# [Excerpt from a dataset]
============================================================

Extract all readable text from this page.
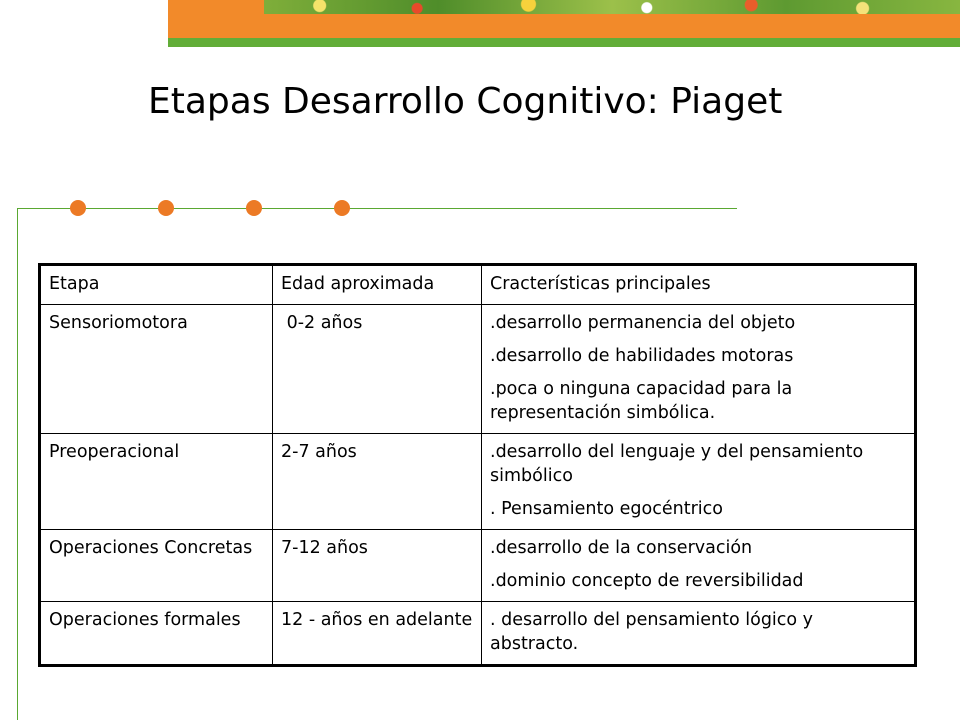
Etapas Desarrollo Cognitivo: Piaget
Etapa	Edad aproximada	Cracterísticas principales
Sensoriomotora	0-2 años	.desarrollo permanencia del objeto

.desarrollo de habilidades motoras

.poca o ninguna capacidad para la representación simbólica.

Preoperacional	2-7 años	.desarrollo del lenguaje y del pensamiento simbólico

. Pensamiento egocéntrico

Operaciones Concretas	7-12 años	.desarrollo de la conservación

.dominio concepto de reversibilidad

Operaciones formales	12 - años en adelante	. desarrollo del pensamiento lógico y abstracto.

============================================================

Transcribe all of the records above character for character. Exclude the pictures.

Extract all readable text from this page.
Etapas Desarrollo Cognitivo: Piaget
Etapa	Edad aproximada	Cracterísticas principales
Sensoriomotora	0-2 años	.desarrollo permanencia del objeto

.desarrollo de habilidades motoras

.poca o ninguna capacidad para la representación simbólica.

Preoperacional	2-7 años	.desarrollo del lenguaje y del pensamiento simbólico

. Pensamiento egocéntrico

Operaciones Concretas	7-12 años	.desarrollo de la conservación

.dominio concepto de reversibilidad

Operaciones formales	12 - años en adelante	. desarrollo del pensamiento lógico y abstracto.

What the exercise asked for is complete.